A block of data
— begin —
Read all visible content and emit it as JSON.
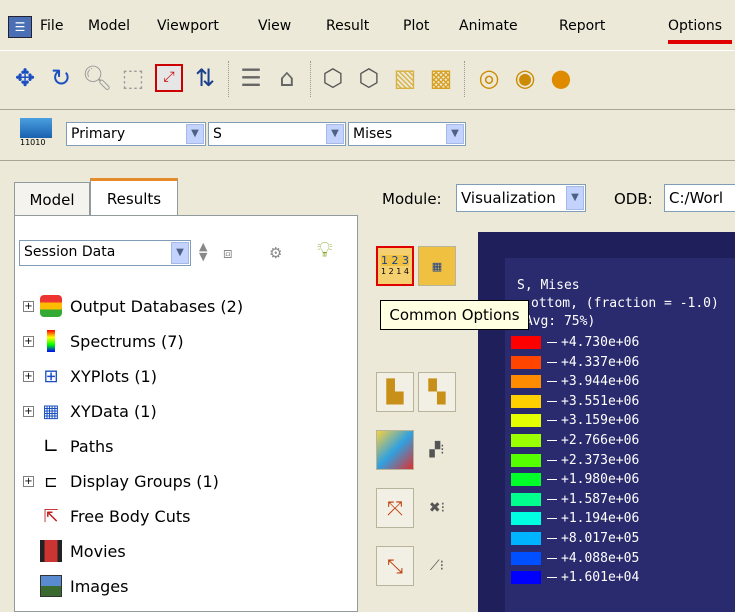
{
  "menu": [
    "File",
    "Model",
    "Viewport",
    "View",
    "Result",
    "Plot",
    "Animate",
    "Report",
    "Options"
  ],
  "field_output": {
    "position": "Primary",
    "variable": "S",
    "invariant": "Mises"
  },
  "tabs": [
    "Model",
    "Results"
  ],
  "session": {
    "selected": "Session Data"
  },
  "tree": [
    {
      "label": "Output Databases (2)",
      "expandable": true,
      "icon": "database-icon"
    },
    {
      "label": "Spectrums (7)",
      "expandable": true,
      "icon": "spectrum-icon"
    },
    {
      "label": "XYPlots (1)",
      "expandable": true,
      "icon": "xyplot-icon"
    },
    {
      "label": "XYData (1)",
      "expandable": true,
      "icon": "xydata-icon"
    },
    {
      "label": "Paths",
      "expandable": false,
      "icon": "path-icon"
    },
    {
      "label": "Display Groups (1)",
      "expandable": true,
      "icon": "display-group-icon"
    },
    {
      "label": "Free Body Cuts",
      "expandable": false,
      "icon": "free-body-cut-icon"
    },
    {
      "label": "Movies",
      "expandable": false,
      "icon": "movie-icon"
    },
    {
      "label": "Images",
      "expandable": false,
      "icon": "image-icon"
    }
  ],
  "module": {
    "label": "Module:",
    "value": "Visualization",
    "odb_label": "ODB:",
    "odb_value": "C:/Worl"
  },
  "tooltip": "Common Options",
  "tool_text": {
    "nums1": "1 2 3",
    "nums2": "1 2 1 4"
  },
  "legend": {
    "title": "S, Mises",
    "subtitle": "ottom, (fraction = -1.0)",
    "avg": "(Avg: 75%)",
    "entries": [
      {
        "value": "+4.730e+06",
        "color": "#ff0000"
      },
      {
        "value": "+4.337e+06",
        "color": "#ff4500"
      },
      {
        "value": "+3.944e+06",
        "color": "#ff8c00"
      },
      {
        "value": "+3.551e+06",
        "color": "#ffd000"
      },
      {
        "value": "+3.159e+06",
        "color": "#e3ff00"
      },
      {
        "value": "+2.766e+06",
        "color": "#9cff00"
      },
      {
        "value": "+2.373e+06",
        "color": "#55ff00"
      },
      {
        "value": "+1.980e+06",
        "color": "#00ff2a"
      },
      {
        "value": "+1.587e+06",
        "color": "#00ff8c"
      },
      {
        "value": "+1.194e+06",
        "color": "#00ffe0"
      },
      {
        "value": "+8.017e+05",
        "color": "#00b4ff"
      },
      {
        "value": "+4.088e+05",
        "color": "#0050ff"
      },
      {
        "value": "+1.601e+04",
        "color": "#0000ff"
      }
    ]
  }
}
— end —
## EXERCISE BRIEF:
The records shown above are to be repeated exactly, with the pictures left out.

## FULL OUTPUT:
Read all visible content and emit it as JSON.
{
  "menu": [
    "File",
    "Model",
    "Viewport",
    "View",
    "Result",
    "Plot",
    "Animate",
    "Report",
    "Options"
  ],
  "field_output": {
    "position": "Primary",
    "variable": "S",
    "invariant": "Mises"
  },
  "tabs": [
    "Model",
    "Results"
  ],
  "session": {
    "selected": "Session Data"
  },
  "tree": [
    {
      "label": "Output Databases (2)",
      "expandable": true,
      "icon": "database-icon"
    },
    {
      "label": "Spectrums (7)",
      "expandable": true,
      "icon": "spectrum-icon"
    },
    {
      "label": "XYPlots (1)",
      "expandable": true,
      "icon": "xyplot-icon"
    },
    {
      "label": "XYData (1)",
      "expandable": true,
      "icon": "xydata-icon"
    },
    {
      "label": "Paths",
      "expandable": false,
      "icon": "path-icon"
    },
    {
      "label": "Display Groups (1)",
      "expandable": true,
      "icon": "display-group-icon"
    },
    {
      "label": "Free Body Cuts",
      "expandable": false,
      "icon": "free-body-cut-icon"
    },
    {
      "label": "Movies",
      "expandable": false,
      "icon": "movie-icon"
    },
    {
      "label": "Images",
      "expandable": false,
      "icon": "image-icon"
    }
  ],
  "module": {
    "label": "Module:",
    "value": "Visualization",
    "odb_label": "ODB:",
    "odb_value": "C:/Worl"
  },
  "tooltip": "Common Options",
  "tool_text": {
    "nums1": "1 2 3",
    "nums2": "1 2 1 4"
  },
  "legend": {
    "title": "S, Mises",
    "subtitle": "ottom, (fraction = -1.0)",
    "avg": "(Avg: 75%)",
    "entries": [
      {
        "value": "+4.730e+06",
        "color": "#ff0000"
      },
      {
        "value": "+4.337e+06",
        "color": "#ff4500"
      },
      {
        "value": "+3.944e+06",
        "color": "#ff8c00"
      },
      {
        "value": "+3.551e+06",
        "color": "#ffd000"
      },
      {
        "value": "+3.159e+06",
        "color": "#e3ff00"
      },
      {
        "value": "+2.766e+06",
        "color": "#9cff00"
      },
      {
        "value": "+2.373e+06",
        "color": "#55ff00"
      },
      {
        "value": "+1.980e+06",
        "color": "#00ff2a"
      },
      {
        "value": "+1.587e+06",
        "color": "#00ff8c"
      },
      {
        "value": "+1.194e+06",
        "color": "#00ffe0"
      },
      {
        "value": "+8.017e+05",
        "color": "#00b4ff"
      },
      {
        "value": "+4.088e+05",
        "color": "#0050ff"
      },
      {
        "value": "+1.601e+04",
        "color": "#0000ff"
      }
    ]
  }
}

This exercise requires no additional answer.